= WHAT NEEDS TO BE DONE =
Write out the whole of the material exactly.

= DATASET EXTRACT =
┌──
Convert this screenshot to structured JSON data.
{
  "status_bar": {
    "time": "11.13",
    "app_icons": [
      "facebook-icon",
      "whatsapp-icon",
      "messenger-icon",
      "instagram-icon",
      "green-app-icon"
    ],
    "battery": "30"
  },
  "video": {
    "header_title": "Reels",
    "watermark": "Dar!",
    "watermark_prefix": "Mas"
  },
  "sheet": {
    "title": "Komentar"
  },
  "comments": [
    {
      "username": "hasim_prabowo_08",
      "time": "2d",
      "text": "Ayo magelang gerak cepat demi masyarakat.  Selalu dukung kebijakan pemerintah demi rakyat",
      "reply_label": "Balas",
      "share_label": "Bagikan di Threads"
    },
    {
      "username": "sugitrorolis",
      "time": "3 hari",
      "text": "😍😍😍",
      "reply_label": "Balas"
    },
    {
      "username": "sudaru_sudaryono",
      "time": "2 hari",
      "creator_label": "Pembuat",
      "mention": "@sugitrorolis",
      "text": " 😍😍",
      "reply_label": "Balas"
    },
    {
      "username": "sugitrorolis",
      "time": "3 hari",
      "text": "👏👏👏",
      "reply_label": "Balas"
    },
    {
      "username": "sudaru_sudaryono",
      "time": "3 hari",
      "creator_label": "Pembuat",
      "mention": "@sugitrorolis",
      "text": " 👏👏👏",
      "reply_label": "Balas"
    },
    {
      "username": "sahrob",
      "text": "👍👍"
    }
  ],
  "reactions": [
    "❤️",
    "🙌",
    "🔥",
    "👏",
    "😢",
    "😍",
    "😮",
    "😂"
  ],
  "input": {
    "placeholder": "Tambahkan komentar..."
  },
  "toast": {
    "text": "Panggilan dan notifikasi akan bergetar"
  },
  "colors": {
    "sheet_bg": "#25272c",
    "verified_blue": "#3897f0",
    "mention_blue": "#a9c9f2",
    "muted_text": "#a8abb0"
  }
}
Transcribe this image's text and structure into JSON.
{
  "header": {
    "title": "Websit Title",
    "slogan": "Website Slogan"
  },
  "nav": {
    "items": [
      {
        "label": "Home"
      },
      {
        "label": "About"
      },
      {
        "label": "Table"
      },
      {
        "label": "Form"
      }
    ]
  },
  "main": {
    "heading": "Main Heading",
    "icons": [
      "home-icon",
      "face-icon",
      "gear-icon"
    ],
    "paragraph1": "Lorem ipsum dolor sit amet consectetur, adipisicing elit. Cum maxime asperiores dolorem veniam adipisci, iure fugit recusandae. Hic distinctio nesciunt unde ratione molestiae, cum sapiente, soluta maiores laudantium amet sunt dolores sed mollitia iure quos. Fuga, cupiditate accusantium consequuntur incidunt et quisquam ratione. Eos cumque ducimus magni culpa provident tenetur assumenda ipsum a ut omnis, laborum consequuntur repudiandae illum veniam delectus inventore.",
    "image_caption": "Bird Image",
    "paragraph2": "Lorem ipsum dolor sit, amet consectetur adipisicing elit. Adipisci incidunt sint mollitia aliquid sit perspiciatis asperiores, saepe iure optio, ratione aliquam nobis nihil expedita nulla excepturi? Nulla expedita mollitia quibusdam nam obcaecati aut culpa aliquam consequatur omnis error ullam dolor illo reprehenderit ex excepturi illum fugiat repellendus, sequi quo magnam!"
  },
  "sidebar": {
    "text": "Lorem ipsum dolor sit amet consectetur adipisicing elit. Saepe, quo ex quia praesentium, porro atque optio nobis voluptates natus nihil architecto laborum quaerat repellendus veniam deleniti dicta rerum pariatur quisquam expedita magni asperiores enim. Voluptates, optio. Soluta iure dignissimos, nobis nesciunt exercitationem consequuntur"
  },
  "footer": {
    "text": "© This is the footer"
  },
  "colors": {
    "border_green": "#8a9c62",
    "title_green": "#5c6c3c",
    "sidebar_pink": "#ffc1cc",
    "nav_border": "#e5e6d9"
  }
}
└──
= ANSWER TO THE EXERCISE =
Convert this screenshot to structured JSON data.
{
  "status_bar": {
    "time": "11.13",
    "app_icons": [
      "facebook-icon",
      "whatsapp-icon",
      "messenger-icon",
      "instagram-icon",
      "green-app-icon"
    ],
    "battery": "30"
  },
  "video": {
    "header_title": "Reels",
    "watermark": "Dar!",
    "watermark_prefix": "Mas"
  },
  "sheet": {
    "title": "Komentar"
  },
  "comments": [
    {
      "username": "hasim_prabowo_08",
      "time": "2d",
      "text": "Ayo magelang gerak cepat demi masyarakat.  Selalu dukung kebijakan pemerintah demi rakyat",
      "reply_label": "Balas",
      "share_label": "Bagikan di Threads"
    },
    {
      "username": "sugitrorolis",
      "time": "3 hari",
      "text": "😍😍😍",
      "reply_label": "Balas"
    },
    {
      "username": "sudaru_sudaryono",
      "time": "2 hari",
      "creator_label": "Pembuat",
      "mention": "@sugitrorolis",
      "text": " 😍😍",
      "reply_label": "Balas"
    },
    {
      "username": "sugitrorolis",
      "time": "3 hari",
      "text": "👏👏👏",
      "reply_label": "Balas"
    },
    {
      "username": "sudaru_sudaryono",
      "time": "3 hari",
      "creator_label": "Pembuat",
      "mention": "@sugitrorolis",
      "text": " 👏👏👏",
      "reply_label": "Balas"
    },
    {
      "username": "sahrob",
      "text": "👍👍"
    }
  ],
  "reactions": [
    "❤️",
    "🙌",
    "🔥",
    "👏",
    "😢",
    "😍",
    "😮",
    "😂"
  ],
  "input": {
    "placeholder": "Tambahkan komentar..."
  },
  "toast": {
    "text": "Panggilan dan notifikasi akan bergetar"
  },
  "colors": {
    "sheet_bg": "#25272c",
    "verified_blue": "#3897f0",
    "mention_blue": "#a9c9f2",
    "muted_text": "#a8abb0"
  }
}
Transcribe this image's text and structure into JSON.
{
  "header": {
    "title": "Websit Title",
    "slogan": "Website Slogan"
  },
  "nav": {
    "items": [
      {
        "label": "Home"
      },
      {
        "label": "About"
      },
      {
        "label": "Table"
      },
      {
        "label": "Form"
      }
    ]
  },
  "main": {
    "heading": "Main Heading",
    "icons": [
      "home-icon",
      "face-icon",
      "gear-icon"
    ],
    "paragraph1": "Lorem ipsum dolor sit amet consectetur, adipisicing elit. Cum maxime asperiores dolorem veniam adipisci, iure fugit recusandae. Hic distinctio nesciunt unde ratione molestiae, cum sapiente, soluta maiores laudantium amet sunt dolores sed mollitia iure quos. Fuga, cupiditate accusantium consequuntur incidunt et quisquam ratione. Eos cumque ducimus magni culpa provident tenetur assumenda ipsum a ut omnis, laborum consequuntur repudiandae illum veniam delectus inventore.",
    "image_caption": "Bird Image",
    "paragraph2": "Lorem ipsum dolor sit, amet consectetur adipisicing elit. Adipisci incidunt sint mollitia aliquid sit perspiciatis asperiores, saepe iure optio, ratione aliquam nobis nihil expedita nulla excepturi? Nulla expedita mollitia quibusdam nam obcaecati aut culpa aliquam consequatur omnis error ullam dolor illo reprehenderit ex excepturi illum fugiat repellendus, sequi quo magnam!"
  },
  "sidebar": {
    "text": "Lorem ipsum dolor sit amet consectetur adipisicing elit. Saepe, quo ex quia praesentium, porro atque optio nobis voluptates natus nihil architecto laborum quaerat repellendus veniam deleniti dicta rerum pariatur quisquam expedita magni asperiores enim. Voluptates, optio. Soluta iure dignissimos, nobis nesciunt exercitationem consequuntur"
  },
  "footer": {
    "text": "© This is the footer"
  },
  "colors": {
    "border_green": "#8a9c62",
    "title_green": "#5c6c3c",
    "sidebar_pink": "#ffc1cc",
    "nav_border": "#e5e6d9"
  }
}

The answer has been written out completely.